=== Exercise ===
Scan the records below for the word "JSON" and give only the number of lines that hold it.
** BEGIN **
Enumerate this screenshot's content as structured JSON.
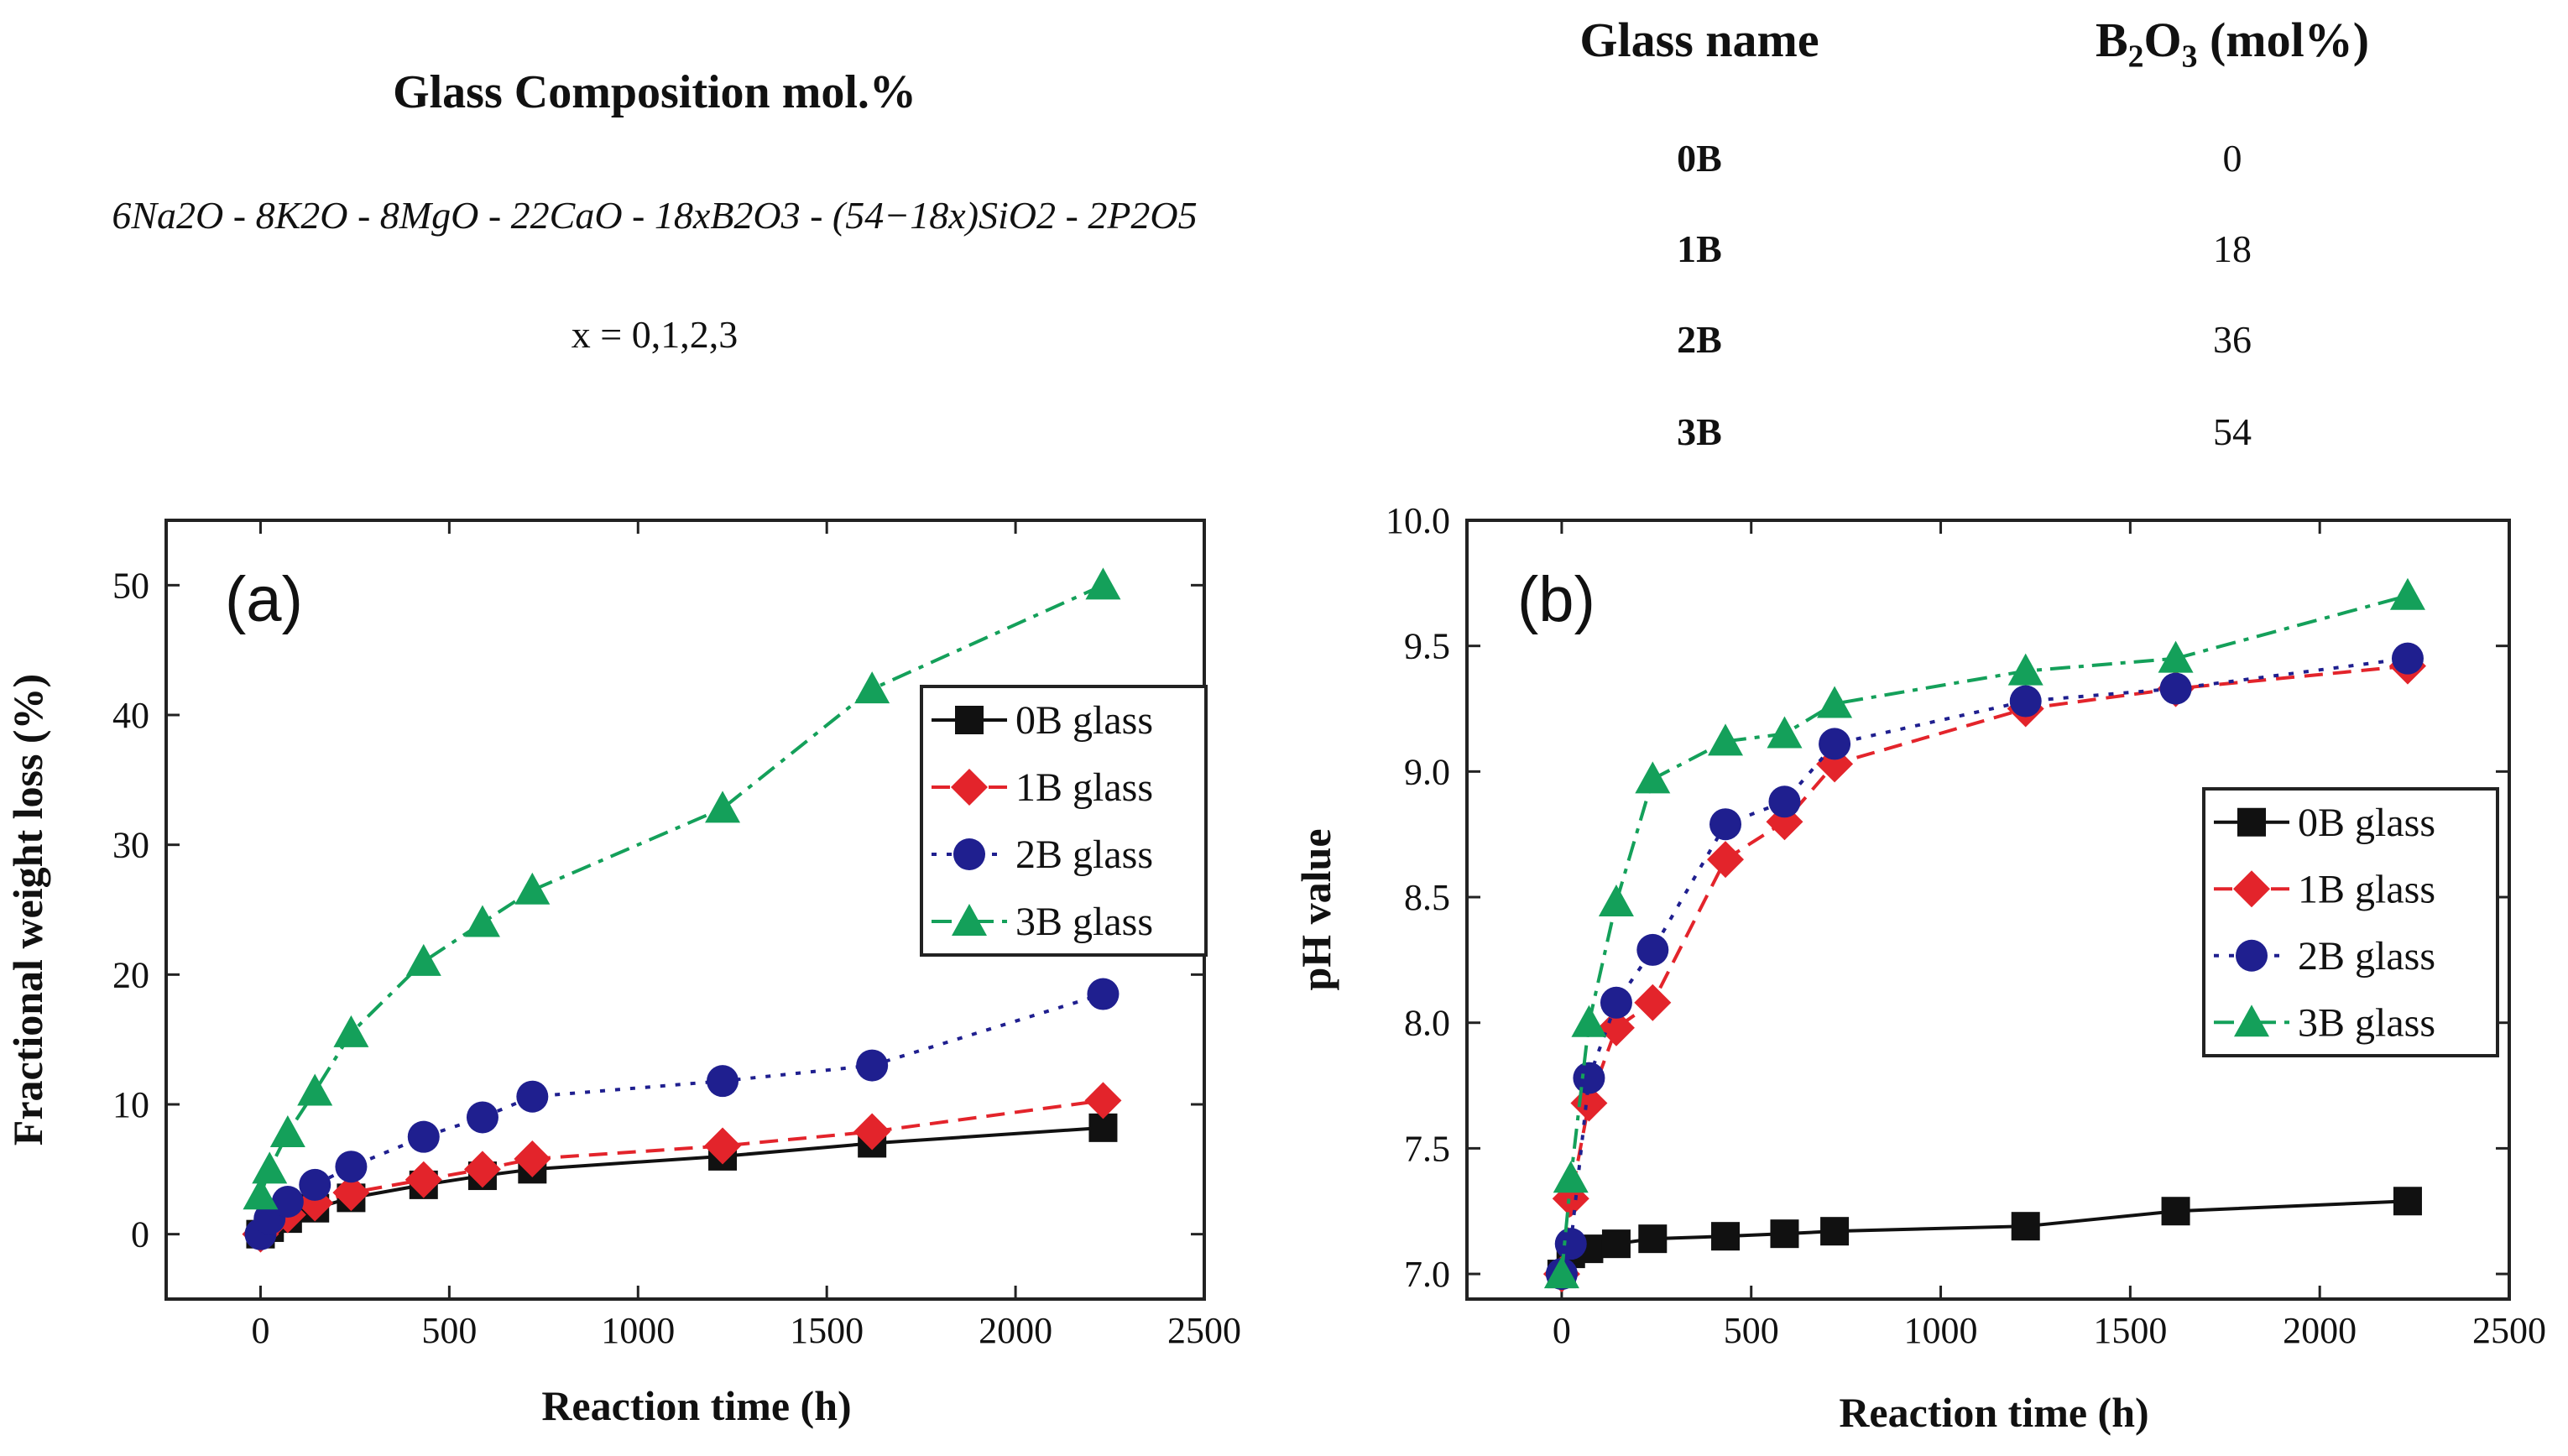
{
  "composition": {
    "title": "Glass Composition mol.%",
    "formula": "6Na2O - 8K2O - 8MgO - 22CaO - 18xB2O3 - (54−18x)SiO2 - 2P2O5",
    "x_values": "x = 0,1,2,3"
  },
  "glass_table": {
    "header_name": "Glass name",
    "header_b2o3_prefix": "B",
    "header_b2o3_sub2": "2",
    "header_b2o3_mid": "O",
    "header_b2o3_sub3": "3",
    "header_b2o3_suffix": " (mol%)",
    "rows": [
      {
        "name": "0B",
        "b2o3": "0"
      },
      {
        "name": "1B",
        "b2o3": "18"
      },
      {
        "name": "2B",
        "b2o3": "36"
      },
      {
        "name": "3B",
        "b2o3": "54"
      }
    ]
  },
  "colors": {
    "0B": "#111111",
    "1B": "#e3242b",
    "2B": "#1f1f8f",
    "3B": "#14a05a",
    "axis": "#222222"
  },
  "chart_data": [
    {
      "type": "line",
      "panel_label": "(a)",
      "xlabel": "Reaction time (h)",
      "ylabel": "Fractional weight loss (%)",
      "xlim": [
        -250,
        2500
      ],
      "ylim": [
        -5,
        55
      ],
      "xticks": [
        0,
        500,
        1000,
        1500,
        2000,
        2500
      ],
      "yticks": [
        0,
        10,
        20,
        30,
        40,
        50
      ],
      "ytick_labels": [
        "0",
        "10",
        "20",
        "30",
        "40",
        "50"
      ],
      "legend_position": "middle-right",
      "x": [
        0,
        24,
        72,
        144,
        240,
        432,
        588,
        720,
        1224,
        1620,
        2232
      ],
      "series": [
        {
          "name": "0B glass",
          "key": "0B",
          "marker": "square",
          "dash": "solid",
          "values": [
            0,
            0.5,
            1.2,
            2.0,
            2.8,
            3.8,
            4.5,
            5.0,
            6.0,
            7.0,
            8.2
          ]
        },
        {
          "name": "1B glass",
          "key": "1B",
          "marker": "diamond",
          "dash": "dashed",
          "values": [
            0,
            0.8,
            1.5,
            2.4,
            3.2,
            4.2,
            5.0,
            5.8,
            6.8,
            7.9,
            10.3
          ]
        },
        {
          "name": "2B glass",
          "key": "2B",
          "marker": "circle",
          "dash": "dotted",
          "values": [
            0,
            1.2,
            2.5,
            3.8,
            5.2,
            7.5,
            9.0,
            10.6,
            11.8,
            13.0,
            18.5
          ]
        },
        {
          "name": "3B glass",
          "key": "3B",
          "marker": "triangle",
          "dash": "dashdot",
          "values": [
            3.0,
            5.0,
            7.8,
            11.0,
            15.5,
            21.0,
            24.0,
            26.5,
            32.8,
            42.0,
            50.0
          ]
        }
      ]
    },
    {
      "type": "line",
      "panel_label": "(b)",
      "xlabel": "Reaction time (h)",
      "ylabel": "pH value",
      "xlim": [
        -250,
        2500
      ],
      "ylim": [
        6.9,
        10.0
      ],
      "xticks": [
        0,
        500,
        1000,
        1500,
        2000,
        2500
      ],
      "yticks": [
        7.0,
        7.5,
        8.0,
        8.5,
        9.0,
        9.5,
        10.0
      ],
      "ytick_labels": [
        "7.0",
        "7.5",
        "8.0",
        "8.5",
        "9.0",
        "9.5",
        "10.0"
      ],
      "legend_position": "lower-right",
      "x": [
        0,
        24,
        72,
        144,
        240,
        432,
        588,
        720,
        1224,
        1620,
        2232
      ],
      "series": [
        {
          "name": "0B glass",
          "key": "0B",
          "marker": "square",
          "dash": "solid",
          "values": [
            7.0,
            7.08,
            7.1,
            7.12,
            7.14,
            7.15,
            7.16,
            7.17,
            7.19,
            7.25,
            7.29
          ]
        },
        {
          "name": "1B glass",
          "key": "1B",
          "marker": "diamond",
          "dash": "dashed",
          "values": [
            7.0,
            7.3,
            7.68,
            7.98,
            8.08,
            8.65,
            8.8,
            9.03,
            9.25,
            9.33,
            9.42
          ]
        },
        {
          "name": "2B glass",
          "key": "2B",
          "marker": "circle",
          "dash": "dotted",
          "values": [
            7.0,
            7.12,
            7.78,
            8.08,
            8.29,
            8.79,
            8.88,
            9.11,
            9.28,
            9.33,
            9.45
          ]
        },
        {
          "name": "3B glass",
          "key": "3B",
          "marker": "triangle",
          "dash": "dashdot",
          "values": [
            7.0,
            7.38,
            8.0,
            8.48,
            8.97,
            9.12,
            9.15,
            9.27,
            9.4,
            9.45,
            9.7
          ]
        }
      ]
    }
  ]
}
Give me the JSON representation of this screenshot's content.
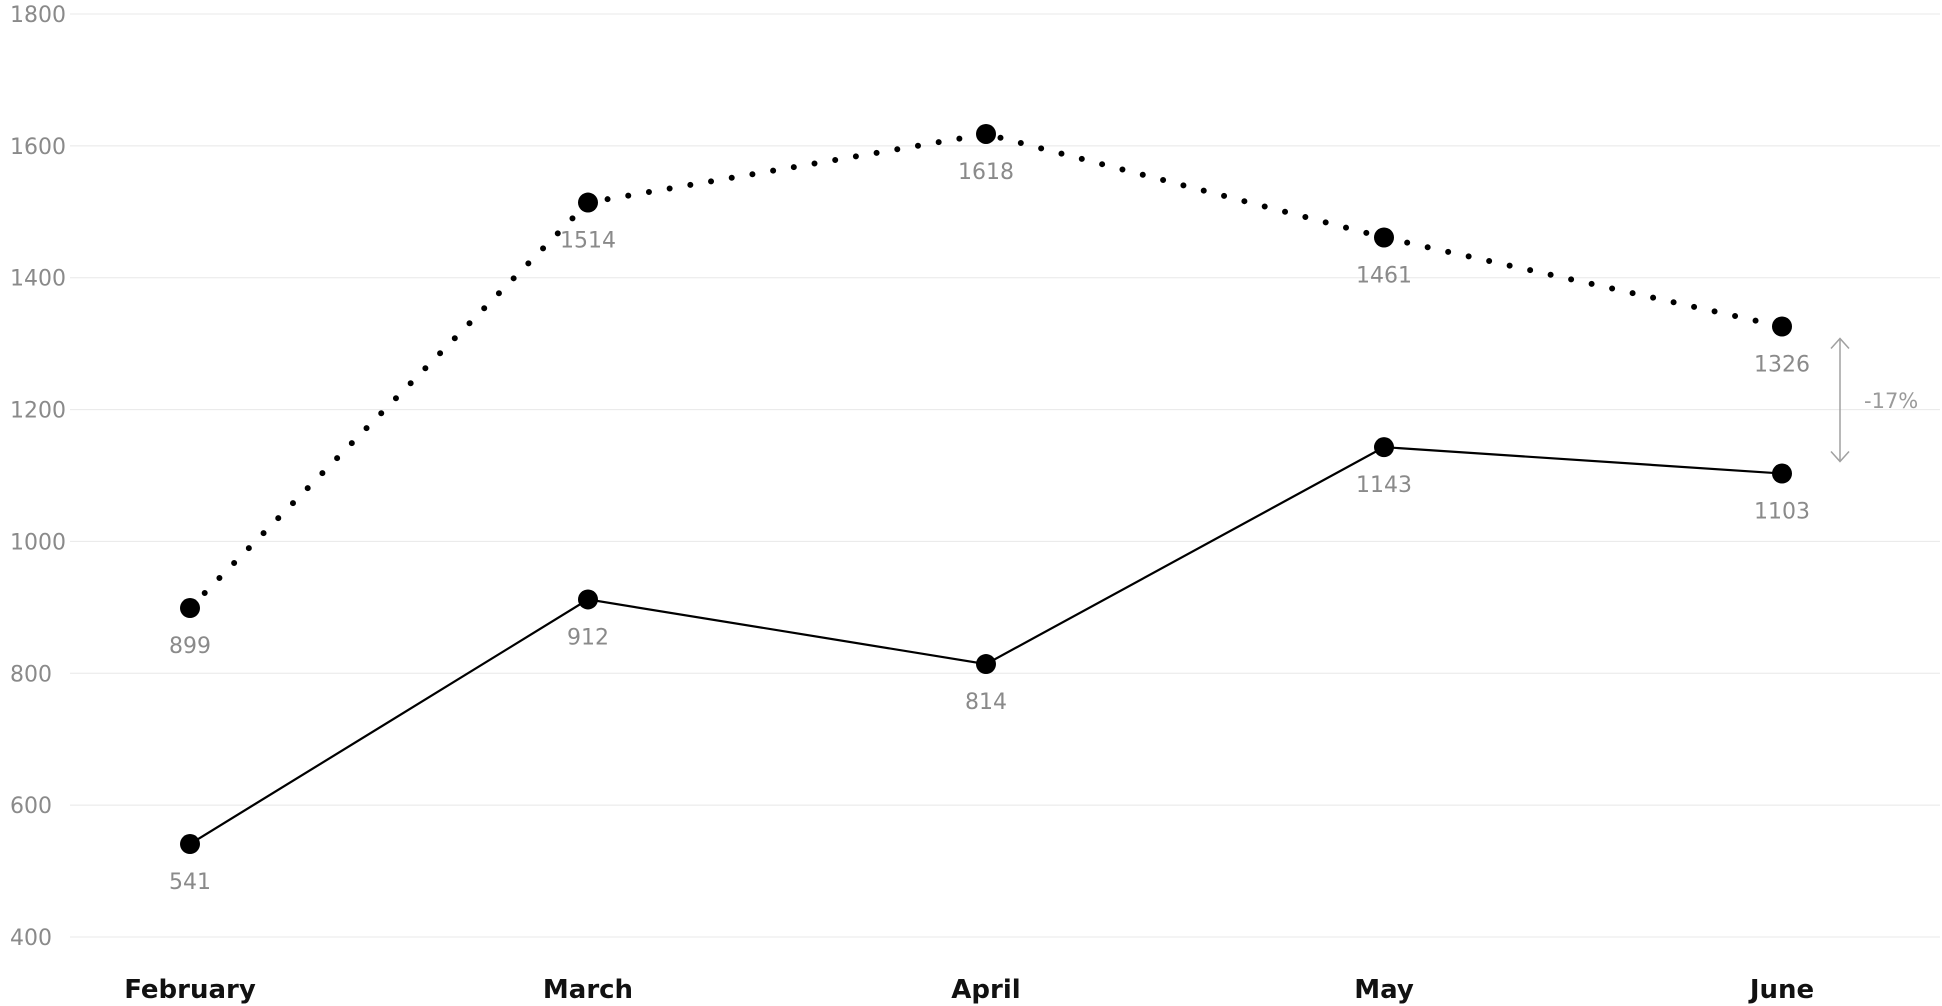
{
  "chart_data": {
    "type": "line",
    "categories": [
      "February",
      "March",
      "April",
      "May",
      "June"
    ],
    "series": [
      {
        "values": [
          899,
          1514,
          1618,
          1461,
          1326
        ],
        "style": "dotted",
        "color": "#000000"
      },
      {
        "values": [
          541,
          912,
          814,
          1143,
          1103
        ],
        "style": "solid",
        "color": "#000000"
      }
    ],
    "ylim": [
      400,
      1800
    ],
    "yticks": [
      400,
      600,
      800,
      1000,
      1200,
      1400,
      1600,
      1800
    ],
    "grid": true,
    "annotation": {
      "text": "-17%",
      "category": "June"
    },
    "colors": {
      "gridline": "#e8e8e8",
      "tick_text": "#8a8a8a",
      "label_text": "#8a8a8a",
      "annotation": "#a0a0a0"
    }
  }
}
** END **
=== Solution to the problem ===
2